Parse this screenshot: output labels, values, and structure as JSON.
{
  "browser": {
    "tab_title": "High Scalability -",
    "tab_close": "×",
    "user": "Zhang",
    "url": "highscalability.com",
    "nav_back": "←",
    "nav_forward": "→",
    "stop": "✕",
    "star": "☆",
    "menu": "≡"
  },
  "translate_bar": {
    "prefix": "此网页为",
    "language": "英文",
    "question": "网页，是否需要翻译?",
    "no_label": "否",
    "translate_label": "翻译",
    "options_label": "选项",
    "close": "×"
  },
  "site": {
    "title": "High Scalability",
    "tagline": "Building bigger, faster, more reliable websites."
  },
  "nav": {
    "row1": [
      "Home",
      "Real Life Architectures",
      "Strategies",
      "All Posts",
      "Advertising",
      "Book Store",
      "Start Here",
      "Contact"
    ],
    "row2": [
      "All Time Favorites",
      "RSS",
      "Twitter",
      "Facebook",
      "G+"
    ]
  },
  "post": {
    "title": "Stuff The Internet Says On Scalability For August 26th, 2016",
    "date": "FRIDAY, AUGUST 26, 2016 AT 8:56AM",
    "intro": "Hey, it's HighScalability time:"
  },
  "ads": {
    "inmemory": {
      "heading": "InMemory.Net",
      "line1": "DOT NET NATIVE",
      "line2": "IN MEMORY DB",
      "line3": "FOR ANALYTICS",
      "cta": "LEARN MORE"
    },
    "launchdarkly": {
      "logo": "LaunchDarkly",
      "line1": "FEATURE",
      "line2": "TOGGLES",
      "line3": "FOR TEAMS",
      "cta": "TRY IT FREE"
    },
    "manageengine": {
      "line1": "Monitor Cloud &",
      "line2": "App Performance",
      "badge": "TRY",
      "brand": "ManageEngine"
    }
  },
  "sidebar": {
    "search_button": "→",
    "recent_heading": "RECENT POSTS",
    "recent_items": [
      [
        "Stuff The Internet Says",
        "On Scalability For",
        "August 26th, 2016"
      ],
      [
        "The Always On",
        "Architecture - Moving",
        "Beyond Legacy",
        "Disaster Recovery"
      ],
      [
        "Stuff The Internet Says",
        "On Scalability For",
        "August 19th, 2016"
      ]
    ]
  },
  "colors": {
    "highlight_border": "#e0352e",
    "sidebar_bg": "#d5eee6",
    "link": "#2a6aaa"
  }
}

Requirement - The listing above must be transcribed exactly, line by line.

Written answer -
Parse this screenshot: output labels, values, and structure as JSON.
{
  "browser": {
    "tab_title": "High Scalability -",
    "tab_close": "×",
    "user": "Zhang",
    "url": "highscalability.com",
    "nav_back": "←",
    "nav_forward": "→",
    "stop": "✕",
    "star": "☆",
    "menu": "≡"
  },
  "translate_bar": {
    "prefix": "此网页为",
    "language": "英文",
    "question": "网页，是否需要翻译?",
    "no_label": "否",
    "translate_label": "翻译",
    "options_label": "选项",
    "close": "×"
  },
  "site": {
    "title": "High Scalability",
    "tagline": "Building bigger, faster, more reliable websites."
  },
  "nav": {
    "row1": [
      "Home",
      "Real Life Architectures",
      "Strategies",
      "All Posts",
      "Advertising",
      "Book Store",
      "Start Here",
      "Contact"
    ],
    "row2": [
      "All Time Favorites",
      "RSS",
      "Twitter",
      "Facebook",
      "G+"
    ]
  },
  "post": {
    "title": "Stuff The Internet Says On Scalability For August 26th, 2016",
    "date": "FRIDAY, AUGUST 26, 2016 AT 8:56AM",
    "intro": "Hey, it's HighScalability time:"
  },
  "ads": {
    "inmemory": {
      "heading": "InMemory.Net",
      "line1": "DOT NET NATIVE",
      "line2": "IN MEMORY DB",
      "line3": "FOR ANALYTICS",
      "cta": "LEARN MORE"
    },
    "launchdarkly": {
      "logo": "LaunchDarkly",
      "line1": "FEATURE",
      "line2": "TOGGLES",
      "line3": "FOR TEAMS",
      "cta": "TRY IT FREE"
    },
    "manageengine": {
      "line1": "Monitor Cloud &",
      "line2": "App Performance",
      "badge": "TRY",
      "brand": "ManageEngine"
    }
  },
  "sidebar": {
    "search_button": "→",
    "recent_heading": "RECENT POSTS",
    "recent_items": [
      [
        "Stuff The Internet Says",
        "On Scalability For",
        "August 26th, 2016"
      ],
      [
        "The Always On",
        "Architecture - Moving",
        "Beyond Legacy",
        "Disaster Recovery"
      ],
      [
        "Stuff The Internet Says",
        "On Scalability For",
        "August 19th, 2016"
      ]
    ]
  },
  "colors": {
    "highlight_border": "#e0352e",
    "sidebar_bg": "#d5eee6",
    "link": "#2a6aaa"
  }
}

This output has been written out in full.